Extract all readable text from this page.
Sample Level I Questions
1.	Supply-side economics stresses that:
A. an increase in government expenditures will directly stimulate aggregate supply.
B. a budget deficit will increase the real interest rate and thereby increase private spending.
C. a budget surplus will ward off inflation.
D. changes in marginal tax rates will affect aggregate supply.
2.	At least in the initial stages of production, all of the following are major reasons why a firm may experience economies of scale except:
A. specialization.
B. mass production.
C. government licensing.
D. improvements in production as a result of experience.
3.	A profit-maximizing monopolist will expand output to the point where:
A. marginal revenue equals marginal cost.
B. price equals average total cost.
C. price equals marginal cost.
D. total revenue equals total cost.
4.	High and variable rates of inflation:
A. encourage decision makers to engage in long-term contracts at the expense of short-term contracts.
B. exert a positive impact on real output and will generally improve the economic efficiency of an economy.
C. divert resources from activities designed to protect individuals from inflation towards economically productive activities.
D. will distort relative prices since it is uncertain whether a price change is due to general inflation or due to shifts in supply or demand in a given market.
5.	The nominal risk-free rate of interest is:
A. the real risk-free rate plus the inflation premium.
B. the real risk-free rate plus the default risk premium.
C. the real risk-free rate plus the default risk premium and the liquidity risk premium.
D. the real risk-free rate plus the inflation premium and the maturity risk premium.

__________

Repeat the records above exactly.

• Problem solution:
Extract all readable text from this page.
Sample Level I Questions
1.	Supply-side economics stresses that:
A. an increase in government expenditures will directly stimulate aggregate supply.
B. a budget deficit will increase the real interest rate and thereby increase private spending.
C. a budget surplus will ward off inflation.
D. changes in marginal tax rates will affect aggregate supply.
2.	At least in the initial stages of production, all of the following are major reasons why a firm may experience economies of scale except:
A. specialization.
B. mass production.
C. government licensing.
D. improvements in production as a result of experience.
3.	A profit-maximizing monopolist will expand output to the point where:
A. marginal revenue equals marginal cost.
B. price equals average total cost.
C. price equals marginal cost.
D. total revenue equals total cost.
4.	High and variable rates of inflation:
A. encourage decision makers to engage in long-term contracts at the expense of short-term contracts.
B. exert a positive impact on real output and will generally improve the economic efficiency of an economy.
C. divert resources from activities designed to protect individuals from inflation towards economically productive activities.
D. will distort relative prices since it is uncertain whether a price change is due to general inflation or due to shifts in supply or demand in a given market.
5.	The nominal risk-free rate of interest is:
A. the real risk-free rate plus the inflation premium.
B. the real risk-free rate plus the default risk premium.
C. the real risk-free rate plus the default risk premium and the liquidity risk premium.
D. the real risk-free rate plus the inflation premium and the maturity risk premium.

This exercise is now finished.